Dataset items
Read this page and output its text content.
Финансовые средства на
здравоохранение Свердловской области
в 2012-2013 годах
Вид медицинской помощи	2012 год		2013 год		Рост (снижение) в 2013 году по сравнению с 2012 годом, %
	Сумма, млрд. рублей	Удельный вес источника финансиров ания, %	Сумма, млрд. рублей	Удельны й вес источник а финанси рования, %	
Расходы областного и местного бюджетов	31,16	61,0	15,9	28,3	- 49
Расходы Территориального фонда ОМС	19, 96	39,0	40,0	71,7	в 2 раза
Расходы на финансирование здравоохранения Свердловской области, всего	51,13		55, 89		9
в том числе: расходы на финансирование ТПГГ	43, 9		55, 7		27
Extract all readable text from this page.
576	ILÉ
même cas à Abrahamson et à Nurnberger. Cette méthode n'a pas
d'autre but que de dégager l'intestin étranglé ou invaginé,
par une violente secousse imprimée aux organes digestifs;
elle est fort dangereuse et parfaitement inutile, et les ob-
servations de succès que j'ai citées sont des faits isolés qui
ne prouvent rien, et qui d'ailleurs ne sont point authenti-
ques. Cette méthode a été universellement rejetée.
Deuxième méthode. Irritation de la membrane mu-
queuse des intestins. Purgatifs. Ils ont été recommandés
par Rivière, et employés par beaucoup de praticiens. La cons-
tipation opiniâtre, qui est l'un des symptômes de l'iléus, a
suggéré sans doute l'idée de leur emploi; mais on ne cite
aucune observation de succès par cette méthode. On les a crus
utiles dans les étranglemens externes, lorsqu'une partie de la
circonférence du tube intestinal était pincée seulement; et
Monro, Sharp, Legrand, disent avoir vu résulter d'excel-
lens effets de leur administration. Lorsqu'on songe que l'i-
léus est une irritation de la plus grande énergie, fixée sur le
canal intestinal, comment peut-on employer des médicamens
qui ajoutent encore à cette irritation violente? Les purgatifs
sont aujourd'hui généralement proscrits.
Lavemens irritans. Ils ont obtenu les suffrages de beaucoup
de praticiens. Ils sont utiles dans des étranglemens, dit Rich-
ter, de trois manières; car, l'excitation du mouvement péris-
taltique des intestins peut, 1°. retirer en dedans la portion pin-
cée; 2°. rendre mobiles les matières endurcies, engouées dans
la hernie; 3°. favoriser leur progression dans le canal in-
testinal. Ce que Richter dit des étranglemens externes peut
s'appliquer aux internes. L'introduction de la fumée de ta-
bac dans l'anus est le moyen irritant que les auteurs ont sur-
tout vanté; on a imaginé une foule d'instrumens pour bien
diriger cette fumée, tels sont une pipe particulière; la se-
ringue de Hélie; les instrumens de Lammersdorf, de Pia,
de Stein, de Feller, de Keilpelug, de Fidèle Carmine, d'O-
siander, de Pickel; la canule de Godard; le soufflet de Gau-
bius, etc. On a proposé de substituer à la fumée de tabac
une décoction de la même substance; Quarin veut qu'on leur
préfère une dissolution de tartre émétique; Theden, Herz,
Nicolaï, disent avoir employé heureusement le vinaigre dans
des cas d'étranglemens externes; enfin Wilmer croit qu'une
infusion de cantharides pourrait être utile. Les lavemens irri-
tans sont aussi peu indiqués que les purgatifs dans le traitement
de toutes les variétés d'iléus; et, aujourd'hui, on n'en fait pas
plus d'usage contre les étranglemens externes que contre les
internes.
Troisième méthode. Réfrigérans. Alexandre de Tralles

**WHAT IS REQUIRED:** Copy out each line that contains the word "page".

**FULL RESPONSE:**
Read this page and output its text content.
Extract all readable text from this page.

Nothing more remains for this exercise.